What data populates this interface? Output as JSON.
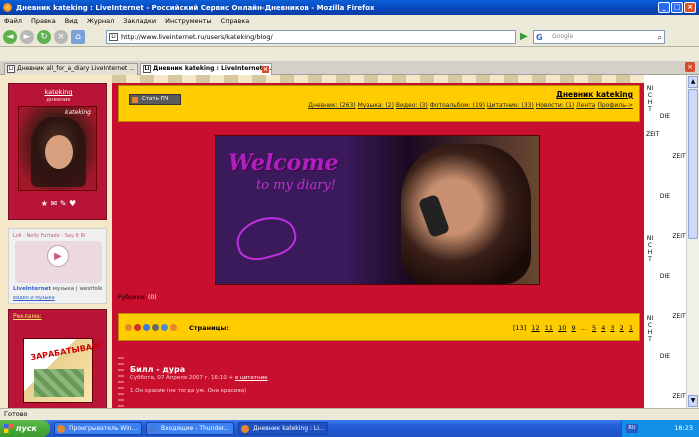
{
  "window": {
    "title": "Дневник kateking : LiveInternet - Российский Сервис Онлайн-Дневников - Mozilla Firefox"
  },
  "menu": [
    "Файл",
    "Правка",
    "Вид",
    "Журнал",
    "Закладки",
    "Инструменты",
    "Справка"
  ],
  "nav": {
    "url": "http://www.liveinternet.ru/users/kateking/blog/",
    "search_placeholder": "Google"
  },
  "tabs": [
    {
      "label": "Дневник all_for_a_diary LiveInternet ..."
    },
    {
      "label": "Дневник kateking : LiveInternet ..."
    }
  ],
  "sidebar": {
    "username": "kateking",
    "usertype": "дневник",
    "avatar_caption": "kateking",
    "player_track": "Loll - Nelly Furtado - Say It Ri",
    "player_brand": "LiveInternet",
    "player_brand2": "музыка",
    "player_brand3": "westfolk",
    "player_link": "видео и музыка",
    "ad_label": "Реклама:",
    "ad_text": "ЗАРАБАТЫВАЙ!"
  },
  "header": {
    "post_button": "Стать ПЧ",
    "diary_title": "Дневник kateking",
    "nav_links": [
      "Дневник: (263)",
      "Музыка: (2)",
      "Видео: (3)",
      "Фотоальбом: (19)",
      "Цитатник: (33)",
      "Новости: (1)",
      "Лента",
      "Профиль->"
    ]
  },
  "banner": {
    "line1": "Welcome",
    "line2": "to my diary!"
  },
  "rubrics": {
    "label": "Рубрики:",
    "value": "(0)"
  },
  "pages": {
    "label": "Страницы:",
    "current": "[13]",
    "numbers": [
      "12",
      "11",
      "10",
      "9",
      "...",
      "5",
      "4",
      "3",
      "2",
      "1"
    ]
  },
  "post": {
    "title": "Билл - дура",
    "meta": "Суббота, 07 Апреля 2007 г. 16:10 +",
    "meta_link": "в цитатник",
    "text": "1.Он красив (не тогда уж. Она красива)"
  },
  "right_strip": {
    "text1": "DIE",
    "text2": "ZEIT",
    "text3": "NICHT"
  },
  "status": "Готово",
  "taskbar": {
    "start": "пуск",
    "tasks": [
      "Проигрыватель Win...",
      "Входящие - Thunder...",
      "Дневник kateking : Li..."
    ],
    "lang": "RU",
    "time": "18:23"
  }
}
---+---
### Your instructions
Without including any picture, retype the entries exactly.

### Full solution
What data populates this interface? Output as JSON.
{
  "window": {
    "title": "Дневник kateking : LiveInternet - Российский Сервис Онлайн-Дневников - Mozilla Firefox"
  },
  "menu": [
    "Файл",
    "Правка",
    "Вид",
    "Журнал",
    "Закладки",
    "Инструменты",
    "Справка"
  ],
  "nav": {
    "url": "http://www.liveinternet.ru/users/kateking/blog/",
    "search_placeholder": "Google"
  },
  "tabs": [
    {
      "label": "Дневник all_for_a_diary LiveInternet ..."
    },
    {
      "label": "Дневник kateking : LiveInternet ..."
    }
  ],
  "sidebar": {
    "username": "kateking",
    "usertype": "дневник",
    "avatar_caption": "kateking",
    "player_track": "Loll - Nelly Furtado - Say It Ri",
    "player_brand": "LiveInternet",
    "player_brand2": "музыка",
    "player_brand3": "westfolk",
    "player_link": "видео и музыка",
    "ad_label": "Реклама:",
    "ad_text": "ЗАРАБАТЫВАЙ!"
  },
  "header": {
    "post_button": "Стать ПЧ",
    "diary_title": "Дневник kateking",
    "nav_links": [
      "Дневник: (263)",
      "Музыка: (2)",
      "Видео: (3)",
      "Фотоальбом: (19)",
      "Цитатник: (33)",
      "Новости: (1)",
      "Лента",
      "Профиль->"
    ]
  },
  "banner": {
    "line1": "Welcome",
    "line2": "to my diary!"
  },
  "rubrics": {
    "label": "Рубрики:",
    "value": "(0)"
  },
  "pages": {
    "label": "Страницы:",
    "current": "[13]",
    "numbers": [
      "12",
      "11",
      "10",
      "9",
      "...",
      "5",
      "4",
      "3",
      "2",
      "1"
    ]
  },
  "post": {
    "title": "Билл - дура",
    "meta": "Суббота, 07 Апреля 2007 г. 16:10 +",
    "meta_link": "в цитатник",
    "text": "1.Он красив (не тогда уж. Она красива)"
  },
  "right_strip": {
    "text1": "DIE",
    "text2": "ZEIT",
    "text3": "NICHT"
  },
  "status": "Готово",
  "taskbar": {
    "start": "пуск",
    "tasks": [
      "Проигрыватель Win...",
      "Входящие - Thunder...",
      "Дневник kateking : Li..."
    ],
    "lang": "RU",
    "time": "18:23"
  }
}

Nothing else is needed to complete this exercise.